Problem details
The records are to be restated in their entirety, word for word.

Data records

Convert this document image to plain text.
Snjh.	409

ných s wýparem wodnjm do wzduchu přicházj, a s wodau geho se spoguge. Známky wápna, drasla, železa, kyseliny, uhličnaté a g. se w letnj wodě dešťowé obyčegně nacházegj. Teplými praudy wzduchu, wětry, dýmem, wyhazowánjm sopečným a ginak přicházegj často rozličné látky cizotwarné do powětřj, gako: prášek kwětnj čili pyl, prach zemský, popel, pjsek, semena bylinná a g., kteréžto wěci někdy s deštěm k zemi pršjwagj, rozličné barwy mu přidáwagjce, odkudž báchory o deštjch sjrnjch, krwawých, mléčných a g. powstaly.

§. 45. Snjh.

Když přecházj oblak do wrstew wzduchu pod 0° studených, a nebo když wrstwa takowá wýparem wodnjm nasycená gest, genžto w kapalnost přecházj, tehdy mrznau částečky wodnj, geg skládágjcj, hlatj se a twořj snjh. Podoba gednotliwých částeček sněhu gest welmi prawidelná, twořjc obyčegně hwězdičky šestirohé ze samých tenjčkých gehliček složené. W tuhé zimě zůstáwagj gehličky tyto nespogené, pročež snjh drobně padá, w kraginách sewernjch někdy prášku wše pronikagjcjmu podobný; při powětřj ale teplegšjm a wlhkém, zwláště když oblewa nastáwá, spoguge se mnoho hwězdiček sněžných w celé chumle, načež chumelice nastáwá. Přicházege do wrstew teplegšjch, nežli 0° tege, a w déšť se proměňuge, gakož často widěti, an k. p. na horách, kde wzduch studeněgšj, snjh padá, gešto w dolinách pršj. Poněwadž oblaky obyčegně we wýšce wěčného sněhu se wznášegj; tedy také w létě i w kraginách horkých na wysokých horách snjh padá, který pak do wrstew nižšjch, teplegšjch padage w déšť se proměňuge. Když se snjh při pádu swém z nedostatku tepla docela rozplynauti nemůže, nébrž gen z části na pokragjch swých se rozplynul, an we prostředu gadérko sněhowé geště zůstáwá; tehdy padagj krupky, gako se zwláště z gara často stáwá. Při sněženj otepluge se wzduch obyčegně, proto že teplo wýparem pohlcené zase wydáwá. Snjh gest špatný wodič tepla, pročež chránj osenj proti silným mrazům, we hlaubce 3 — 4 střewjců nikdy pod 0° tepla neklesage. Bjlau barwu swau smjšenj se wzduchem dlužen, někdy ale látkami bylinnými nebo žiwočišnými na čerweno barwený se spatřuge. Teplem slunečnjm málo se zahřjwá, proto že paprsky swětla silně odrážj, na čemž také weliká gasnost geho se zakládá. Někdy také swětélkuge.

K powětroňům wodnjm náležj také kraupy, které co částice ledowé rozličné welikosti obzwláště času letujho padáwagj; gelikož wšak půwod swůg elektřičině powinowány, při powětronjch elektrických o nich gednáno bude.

Answer to this problem
Convert this document image to plain text.
Snjh.	409

ných s wýparem wodnjm do wzduchu přicházj, a s wodau geho se spoguge. Známky wápna, drasla, železa, kyseliny, uhličnaté a g. se w letnj wodě dešťowé obyčegně nacházegj. Teplými praudy wzduchu, wětry, dýmem, wyhazowánjm sopečným a ginak přicházegj často rozličné látky cizotwarné do powětřj, gako: prášek kwětnj čili pyl, prach zemský, popel, pjsek, semena bylinná a g., kteréžto wěci někdy s deštěm k zemi pršjwagj, rozličné barwy mu přidáwagjce, odkudž báchory o deštjch sjrnjch, krwawých, mléčných a g. powstaly.

§. 45. Snjh.

Když přecházj oblak do wrstew wzduchu pod 0° studených, a nebo když wrstwa takowá wýparem wodnjm nasycená gest, genžto w kapalnost přecházj, tehdy mrznau částečky wodnj, geg skládágjcj, hlatj se a twořj snjh. Podoba gednotliwých částeček sněhu gest welmi prawidelná, twořjc obyčegně hwězdičky šestirohé ze samých tenjčkých gehliček složené. W tuhé zimě zůstáwagj gehličky tyto nespogené, pročež snjh drobně padá, w kraginách sewernjch někdy prášku wše pronikagjcjmu podobný; při powětřj ale teplegšjm a wlhkém, zwláště když oblewa nastáwá, spoguge se mnoho hwězdiček sněžných w celé chumle, načež chumelice nastáwá. Přicházege do wrstew teplegšjch, nežli 0° tege, a w déšť se proměňuge, gakož často widěti, an k. p. na horách, kde wzduch studeněgšj, snjh padá, gešto w dolinách pršj. Poněwadž oblaky obyčegně we wýšce wěčného sněhu se wznášegj; tedy také w létě i w kraginách horkých na wysokých horách snjh padá, který pak do wrstew nižšjch, teplegšjch padage w déšť se proměňuge. Když se snjh při pádu swém z nedostatku tepla docela rozplynauti nemůže, nébrž gen z části na pokragjch swých se rozplynul, an we prostředu gadérko sněhowé geště zůstáwá; tehdy padagj krupky, gako se zwláště z gara často stáwá. Při sněženj otepluge se wzduch obyčegně, proto že teplo wýparem pohlcené zase wydáwá. Snjh gest špatný wodič tepla, pročež chránj osenj proti silným mrazům, we hlaubce 3 — 4 střewjců nikdy pod 0° tepla neklesage. Bjlau barwu swau smjšenj se wzduchem dlužen, někdy ale látkami bylinnými nebo žiwočišnými na čerweno barwený se spatřuge. Teplem slunečnjm málo se zahřjwá, proto že paprsky swětla silně odrážj, na čemž také weliká gasnost geho se zakládá. Někdy také swětélkuge.

K powětroňům wodnjm náležj také kraupy, které co částice ledowé rozličné welikosti obzwláště času letujho padáwagj; gelikož wšak půwod swůg elektřičině powinowány, při powětronjch elektrických o nich gednáno bude.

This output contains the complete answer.